### DATA PROVIDED
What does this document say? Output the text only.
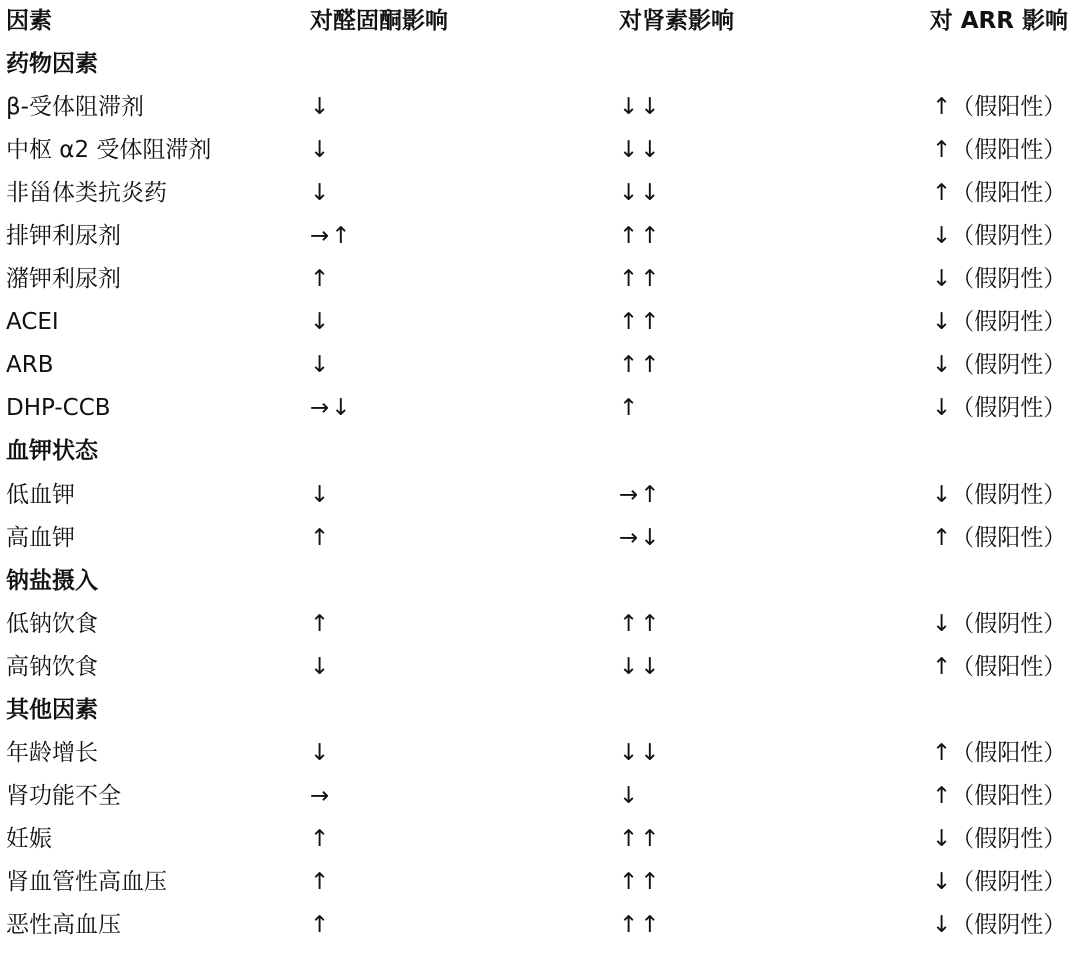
因素	对醛固酮影响	对肾素影响	对 ARR 影响
药物因素			
β-受体阻滞剂	↓	↓↓	↑（假阳性）
中枢 α2 受体阻滞剂	↓	↓↓	↑（假阳性）
非甾体类抗炎药	↓	↓↓	↑（假阳性）
排钾利尿剂	→↑	↑↑	↓（假阴性）
潴钾利尿剂	↑	↑↑	↓（假阴性）
ACEI	↓	↑↑	↓（假阴性）
ARB	↓	↑↑	↓（假阴性）
DHP-CCB	→↓	↑	↓（假阴性）
血钾状态			
低血钾	↓	→↑	↓（假阴性）
高血钾	↑	→↓	↑（假阳性）
钠盐摄入			
低钠饮食	↑	↑↑	↓（假阴性）
高钠饮食	↓	↓↓	↑（假阳性）
其他因素			
年龄增长	↓	↓↓	↑（假阳性）
肾功能不全	→	↓	↑（假阳性）
妊娠	↑	↑↑	↓（假阴性）
肾血管性高血压	↑	↑↑	↓（假阴性）
恶性高血压	↑	↑↑	↓（假阴性）
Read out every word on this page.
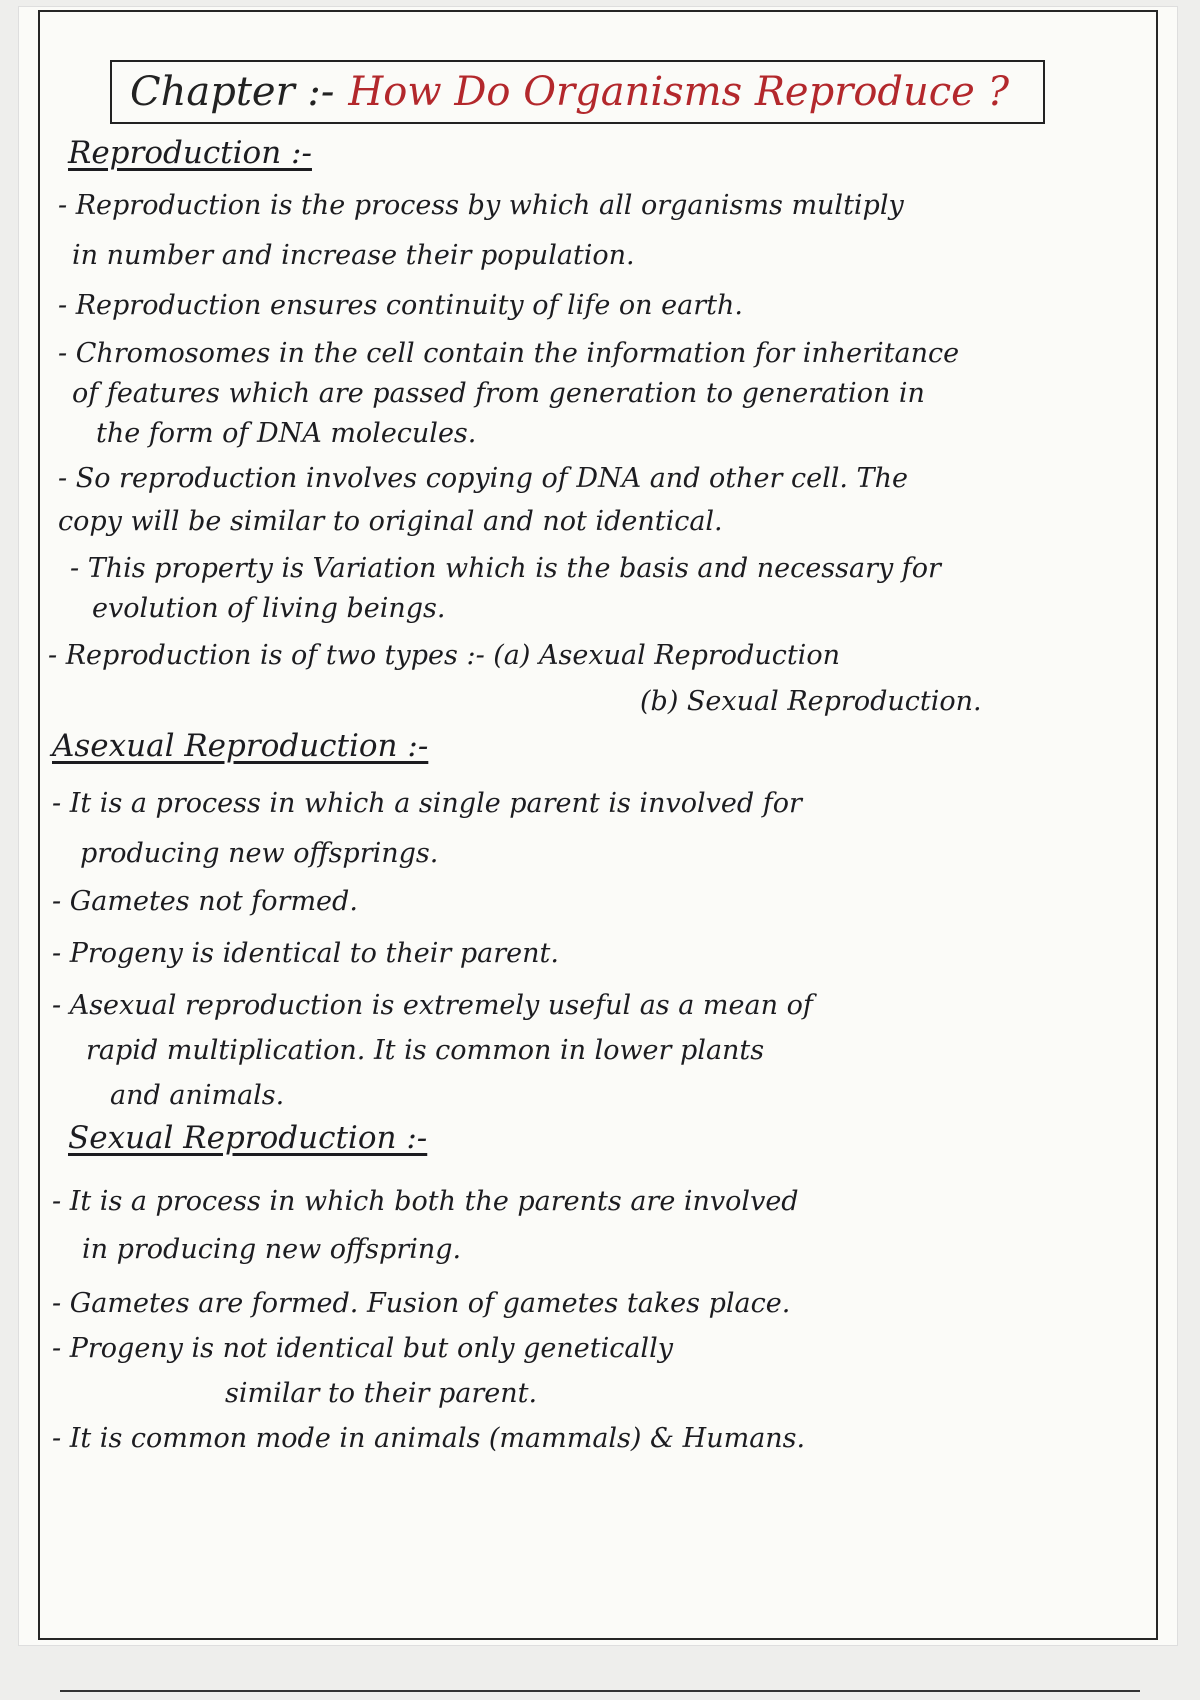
Chapter :- How Do Organisms Reproduce ?
Reproduction :-
- Reproduction is the process by which all organisms multiply
in number and increase their population.
- Reproduction ensures continuity of life on earth.
- Chromosomes in the cell contain the information for inheritance
of features which are passed from generation to generation in
the form of DNA molecules.
- So reproduction involves copying of DNA and other cell. The
copy will be similar to original and not identical.
- This property is Variation which is the basis and necessary for
evolution of living beings.
- Reproduction is of two types :- (a) Asexual Reproduction
(b) Sexual Reproduction.
Asexual Reproduction :-
- It is a process in which a single parent is involved for
producing new offsprings.
- Gametes not formed.
- Progeny is identical to their parent.
- Asexual reproduction is extremely useful as a mean of
rapid multiplication. It is common in lower plants
and animals.
Sexual Reproduction :-
- It is a process in which both the parents are involved
in producing new offspring.
- Gametes are formed. Fusion of gametes takes place.
- Progeny is not identical but only genetically
similar to their parent.
- It is common mode in animals (mammals) & Humans.
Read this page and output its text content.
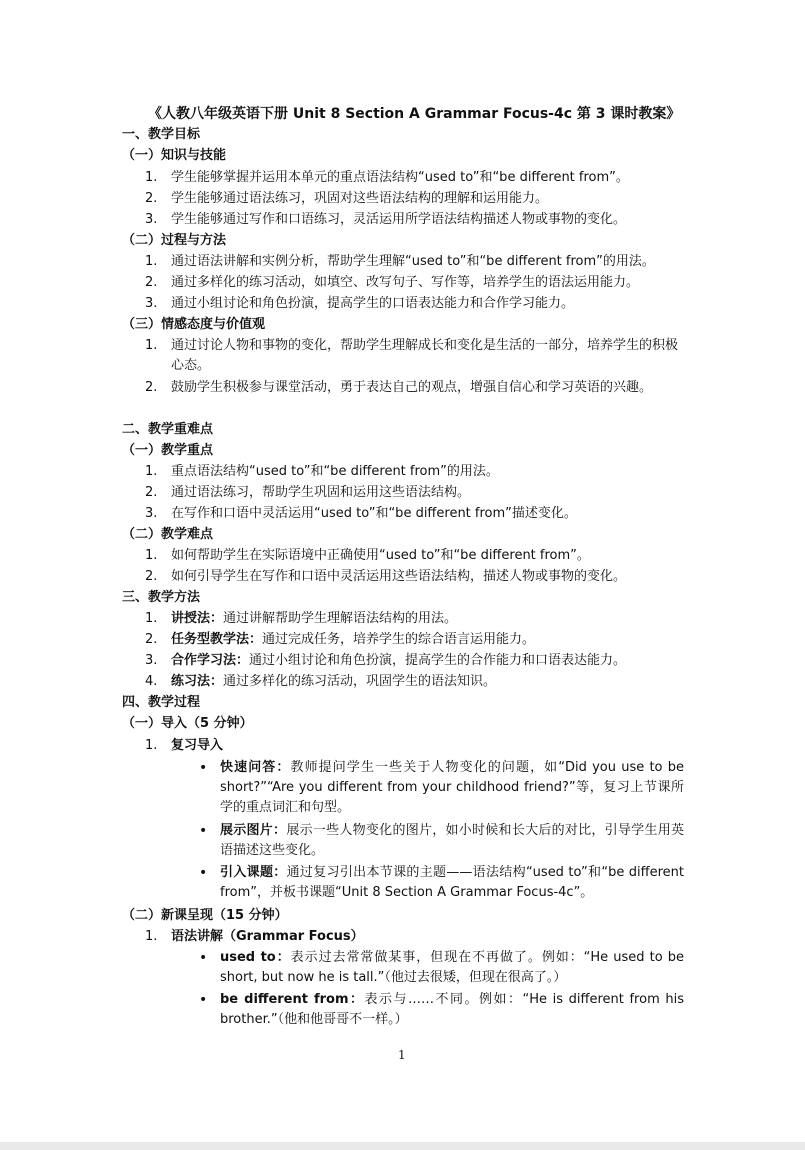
《人教八年级英语下册 Unit 8 Section A Grammar Focus-4c 第 3 课时教案》
一、教学目标
（一）知识与技能
1.	学生能够掌握并运用本单元的重点语法结构“used to”和“be different from”。
2.	学生能够通过语法练习，巩固对这些语法结构的理解和运用能力。
3.	学生能够通过写作和口语练习，灵活运用所学语法结构描述人物或事物的变化。
（二）过程与方法
1.	通过语法讲解和实例分析，帮助学生理解“used to”和“be different from”的用法。
2.	通过多样化的练习活动，如填空、改写句子、写作等，培养学生的语法运用能力。
3.	通过小组讨论和角色扮演，提高学生的口语表达能力和合作学习能力。
（三）情感态度与价值观
1.	通过讨论人物和事物的变化，帮助学生理解成长和变化是生活的一部分，培养学生的积极心态。
2.	鼓励学生积极参与课堂活动，勇于表达自己的观点，增强自信心和学习英语的兴趣。
二、教学重难点
（一）教学重点
1.	重点语法结构“used to”和“be different from”的用法。
2.	通过语法练习，帮助学生巩固和运用这些语法结构。
3.	在写作和口语中灵活运用“used to”和“be different from”描述变化。
（二）教学难点
1.	如何帮助学生在实际语境中正确使用“used to”和“be different from”。
2.	如何引导学生在写作和口语中灵活运用这些语法结构，描述人物或事物的变化。
三、教学方法
1.	讲授法：通过讲解帮助学生理解语法结构的用法。
2.	任务型教学法：通过完成任务，培养学生的综合语言运用能力。
3.	合作学习法：通过小组讨论和角色扮演，提高学生的合作能力和口语表达能力。
4.	练习法：通过多样化的练习活动，巩固学生的语法知识。
四、教学过程
（一）导入（5 分钟）
1.	复习导入
• 快速问答：教师提问学生一些关于人物变化的问题，如“Did you use to be short?”“Are you different from your childhood friend?”等，复习上节课所学的重点词汇和句型。
• 展示图片：展示一些人物变化的图片，如小时候和长大后的对比，引导学生用英语描述这些变化。
• 引入课题：通过复习引出本节课的主题——语法结构“used to”和“be different from”，并板书课题“Unit 8 Section A Grammar Focus-4c”。
（二）新课呈现（15 分钟）
1.	语法讲解（Grammar Focus）
• used to：表示过去常常做某事，但现在不再做了。例如：“He used to be short, but now he is tall.”（他过去很矮，但现在很高了。）
• be different from：表示与……不同。例如：“He is different from his brother.”（他和他哥哥不一样。）
1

### WHAT TO PRODUCE
Track down every line with the word "Unit" and copy it.

### THE SOLUTION
《人教八年级英语下册 Unit 8 Section A Grammar Focus-4c 第 3 课时教案》
• 引入课题：通过复习引出本节课的主题——语法结构“used to”和“be different from”，并板书课题“Unit 8 Section A Grammar Focus-4c”。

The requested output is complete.